+++ Supplied material +++

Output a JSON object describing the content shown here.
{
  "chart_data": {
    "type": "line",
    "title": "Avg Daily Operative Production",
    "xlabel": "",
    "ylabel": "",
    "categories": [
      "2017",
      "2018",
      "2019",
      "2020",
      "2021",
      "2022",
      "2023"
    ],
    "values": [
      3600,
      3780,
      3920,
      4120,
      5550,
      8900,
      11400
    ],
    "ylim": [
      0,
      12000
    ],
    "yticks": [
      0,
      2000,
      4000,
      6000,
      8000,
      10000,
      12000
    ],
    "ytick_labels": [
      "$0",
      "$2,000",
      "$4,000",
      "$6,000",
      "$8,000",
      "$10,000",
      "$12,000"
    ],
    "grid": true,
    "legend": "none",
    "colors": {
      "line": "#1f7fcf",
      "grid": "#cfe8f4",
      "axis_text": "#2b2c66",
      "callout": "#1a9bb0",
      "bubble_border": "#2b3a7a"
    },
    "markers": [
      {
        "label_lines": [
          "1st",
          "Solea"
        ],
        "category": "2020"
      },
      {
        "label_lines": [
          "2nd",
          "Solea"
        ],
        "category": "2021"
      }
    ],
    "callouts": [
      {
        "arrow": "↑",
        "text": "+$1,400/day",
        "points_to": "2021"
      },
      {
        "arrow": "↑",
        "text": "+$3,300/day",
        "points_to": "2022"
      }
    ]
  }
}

+++

Problem requirements: From the records above, please extract every line and repeat it exactly.

Output:
Output a JSON object describing the content shown here.
{
  "chart_data": {
    "type": "line",
    "title": "Avg Daily Operative Production",
    "xlabel": "",
    "ylabel": "",
    "categories": [
      "2017",
      "2018",
      "2019",
      "2020",
      "2021",
      "2022",
      "2023"
    ],
    "values": [
      3600,
      3780,
      3920,
      4120,
      5550,
      8900,
      11400
    ],
    "ylim": [
      0,
      12000
    ],
    "yticks": [
      0,
      2000,
      4000,
      6000,
      8000,
      10000,
      12000
    ],
    "ytick_labels": [
      "$0",
      "$2,000",
      "$4,000",
      "$6,000",
      "$8,000",
      "$10,000",
      "$12,000"
    ],
    "grid": true,
    "legend": "none",
    "colors": {
      "line": "#1f7fcf",
      "grid": "#cfe8f4",
      "axis_text": "#2b2c66",
      "callout": "#1a9bb0",
      "bubble_border": "#2b3a7a"
    },
    "markers": [
      {
        "label_lines": [
          "1st",
          "Solea"
        ],
        "category": "2020"
      },
      {
        "label_lines": [
          "2nd",
          "Solea"
        ],
        "category": "2021"
      }
    ],
    "callouts": [
      {
        "arrow": "↑",
        "text": "+$1,400/day",
        "points_to": "2021"
      },
      {
        "arrow": "↑",
        "text": "+$3,300/day",
        "points_to": "2022"
      }
    ]
  }
}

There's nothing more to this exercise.